- Stated problem:
Reproduce all of the data below with every occurrence of "y-tick-label" replaced by "vertical-tick-label" and everything else left unchanged. Omit the pictures from your answer.

------------------------

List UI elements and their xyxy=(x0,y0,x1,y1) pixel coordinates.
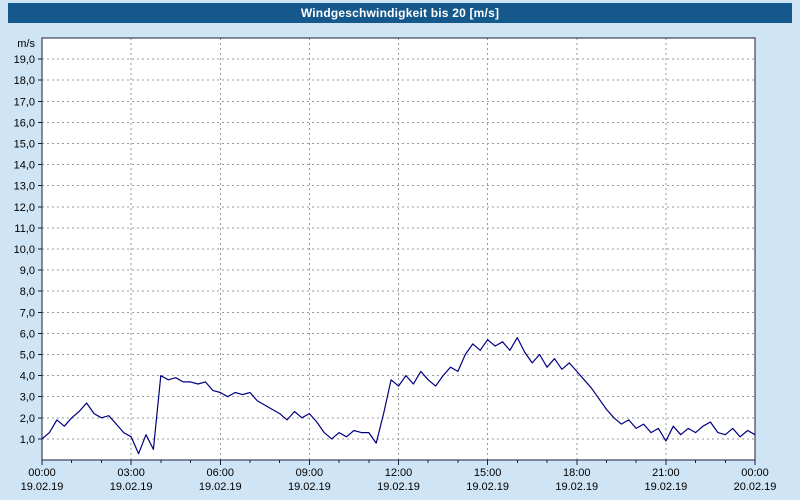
y-tick-label: 8,0 xyxy=(20,286,35,298)
y-tick-label: 10,0 xyxy=(14,244,35,256)
wind-chart-svg: 1,0 2,0 3,0 4,0 5,0 6,0 7,0 8,0 9,0 10,0 11,0 12,0 1… xyxy=(14,37,777,493)
y-tick-label: 1,0 xyxy=(20,434,35,446)
x-tick-time-label: 06:00 xyxy=(206,467,234,479)
x-tick-date-label: 19.02.19 xyxy=(644,481,687,493)
y-tick-label: 6,0 xyxy=(20,328,35,340)
y-tick-label: 11,0 xyxy=(14,223,35,235)
x-tick-time-label: 03:00 xyxy=(117,467,145,479)
x-tick-date-label: 19.02.19 xyxy=(199,481,242,493)
y-tick-label: 18,0 xyxy=(14,75,35,87)
y-tick-label: 19,0 xyxy=(14,54,35,66)
plot-border xyxy=(41,37,756,461)
y-tick-label: 2,0 xyxy=(20,413,35,425)
y-tick-label: 3,0 xyxy=(20,392,35,404)
y-tick-label: 17,0 xyxy=(14,96,35,108)
x-tick-date-label: 19.02.19 xyxy=(288,481,331,493)
y-tick-label: 4,0 xyxy=(20,371,35,383)
x-tick-time-label: 09:00 xyxy=(296,467,324,479)
x-tick-time-label: 00:00 xyxy=(741,467,769,479)
y-tick-label: 9,0 xyxy=(20,265,35,277)
y-tick-label: 7,0 xyxy=(20,307,35,319)
y-axis-unit-label: m/s xyxy=(17,38,35,50)
y-tick-label: 5,0 xyxy=(20,350,35,362)
x-tick-time-label: 15:00 xyxy=(474,467,502,479)
x-tick-time-label: 00:00 xyxy=(28,467,56,479)
y-tick-label: 15,0 xyxy=(14,139,35,151)
x-tick-date-label: 19.02.19 xyxy=(555,481,598,493)
chart-title: Windgeschwindigkeit bis 20 [m/s] xyxy=(300,6,500,20)
title-bar: Windgeschwindigkeit bis 20 [m/s] xyxy=(8,3,792,23)
x-tick-time-label: 18:00 xyxy=(563,467,591,479)
x-tick-time-label: 21:00 xyxy=(652,467,680,479)
x-tick-date-label: 19.02.19 xyxy=(110,481,153,493)
wind-series-line xyxy=(41,337,756,455)
y-tick-label: 14,0 xyxy=(14,160,35,172)
x-tick-date-label: 20.02.19 xyxy=(734,481,777,493)
y-tick-label: 13,0 xyxy=(14,181,35,193)
x-tick-date-label: 19.02.19 xyxy=(377,481,420,493)
y-tick-label: 12,0 xyxy=(14,202,35,214)
x-tick-date-label: 19.02.19 xyxy=(21,481,64,493)
x-tick-time-label: 12:00 xyxy=(385,467,413,479)
y-tick-label: 16,0 xyxy=(14,117,35,129)
x-tick-date-label: 19.02.19 xyxy=(466,481,509,493)
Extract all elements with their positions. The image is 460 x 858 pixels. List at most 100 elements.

------------------------

- Task output:
List UI elements and their xyxy=(x0,y0,x1,y1) pixel coordinates.
vertical-tick-label: 8,0 xyxy=(20,286,35,298)
vertical-tick-label: 10,0 xyxy=(14,244,35,256)
wind-chart-svg: 1,0 2,0 3,0 4,0 5,0 6,0 7,0 8,0 9,0 10,0 11,0 12,0 1… xyxy=(14,37,777,493)
vertical-tick-label: 1,0 xyxy=(20,434,35,446)
x-tick-time-label: 06:00 xyxy=(206,467,234,479)
x-tick-date-label: 19.02.19 xyxy=(644,481,687,493)
vertical-tick-label: 6,0 xyxy=(20,328,35,340)
vertical-tick-label: 11,0 xyxy=(14,223,35,235)
x-tick-time-label: 03:00 xyxy=(117,467,145,479)
x-tick-date-label: 19.02.19 xyxy=(199,481,242,493)
vertical-tick-label: 18,0 xyxy=(14,75,35,87)
vertical-tick-label: 19,0 xyxy=(14,54,35,66)
plot-border xyxy=(41,37,756,461)
vertical-tick-label: 2,0 xyxy=(20,413,35,425)
vertical-tick-label: 3,0 xyxy=(20,392,35,404)
vertical-tick-label: 17,0 xyxy=(14,96,35,108)
x-tick-date-label: 19.02.19 xyxy=(288,481,331,493)
vertical-tick-label: 4,0 xyxy=(20,371,35,383)
x-tick-time-label: 09:00 xyxy=(296,467,324,479)
x-tick-time-label: 00:00 xyxy=(741,467,769,479)
vertical-tick-label: 9,0 xyxy=(20,265,35,277)
vertical-tick-label: 7,0 xyxy=(20,307,35,319)
y-axis-unit-label: m/s xyxy=(17,38,35,50)
vertical-tick-label: 5,0 xyxy=(20,350,35,362)
x-tick-time-label: 15:00 xyxy=(474,467,502,479)
x-tick-time-label: 00:00 xyxy=(28,467,56,479)
vertical-tick-label: 15,0 xyxy=(14,139,35,151)
x-tick-date-label: 19.02.19 xyxy=(555,481,598,493)
chart-title: Windgeschwindigkeit bis 20 [m/s] xyxy=(300,6,500,20)
title-bar: Windgeschwindigkeit bis 20 [m/s] xyxy=(8,3,792,23)
x-tick-time-label: 18:00 xyxy=(563,467,591,479)
x-tick-time-label: 21:00 xyxy=(652,467,680,479)
x-tick-date-label: 19.02.19 xyxy=(110,481,153,493)
wind-series-line xyxy=(41,337,756,455)
vertical-tick-label: 14,0 xyxy=(14,160,35,172)
x-tick-date-label: 20.02.19 xyxy=(734,481,777,493)
vertical-tick-label: 13,0 xyxy=(14,181,35,193)
x-tick-date-label: 19.02.19 xyxy=(377,481,420,493)
vertical-tick-label: 12,0 xyxy=(14,202,35,214)
x-tick-date-label: 19.02.19 xyxy=(21,481,64,493)
x-tick-time-label: 12:00 xyxy=(385,467,413,479)
vertical-tick-label: 16,0 xyxy=(14,117,35,129)
x-tick-date-label: 19.02.19 xyxy=(466,481,509,493)
Extract all elements with their positions. The image is 460 x 858 pixels. List at most 100 elements.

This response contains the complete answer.